■ Task statement:
Repeat the entire listing exactly as written.

■ Materials provided:
▼

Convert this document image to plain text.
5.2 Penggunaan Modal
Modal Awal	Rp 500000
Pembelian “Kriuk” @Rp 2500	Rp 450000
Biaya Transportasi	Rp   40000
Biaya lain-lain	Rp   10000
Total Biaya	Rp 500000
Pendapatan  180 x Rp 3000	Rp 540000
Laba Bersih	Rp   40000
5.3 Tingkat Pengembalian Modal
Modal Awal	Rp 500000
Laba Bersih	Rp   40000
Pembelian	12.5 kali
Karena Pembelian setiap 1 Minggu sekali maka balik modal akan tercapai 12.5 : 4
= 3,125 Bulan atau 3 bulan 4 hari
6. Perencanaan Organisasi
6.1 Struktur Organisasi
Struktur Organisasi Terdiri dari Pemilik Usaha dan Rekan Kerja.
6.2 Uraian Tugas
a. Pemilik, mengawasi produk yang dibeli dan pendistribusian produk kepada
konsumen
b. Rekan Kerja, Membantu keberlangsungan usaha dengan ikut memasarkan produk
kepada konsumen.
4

▲

■ Exercise solution:
Convert this document image to plain text.
5.2 Penggunaan Modal
Modal Awal	Rp 500000
Pembelian “Kriuk” @Rp 2500	Rp 450000
Biaya Transportasi	Rp   40000
Biaya lain-lain	Rp   10000
Total Biaya	Rp 500000
Pendapatan  180 x Rp 3000	Rp 540000
Laba Bersih	Rp   40000
5.3 Tingkat Pengembalian Modal
Modal Awal	Rp 500000
Laba Bersih	Rp   40000
Pembelian	12.5 kali
Karena Pembelian setiap 1 Minggu sekali maka balik modal akan tercapai 12.5 : 4
= 3,125 Bulan atau 3 bulan 4 hari
6. Perencanaan Organisasi
6.1 Struktur Organisasi
Struktur Organisasi Terdiri dari Pemilik Usaha dan Rekan Kerja.
6.2 Uraian Tugas
a. Pemilik, mengawasi produk yang dibeli dan pendistribusian produk kepada
konsumen
b. Rekan Kerja, Membantu keberlangsungan usaha dengan ikut memasarkan produk
kepada konsumen.
4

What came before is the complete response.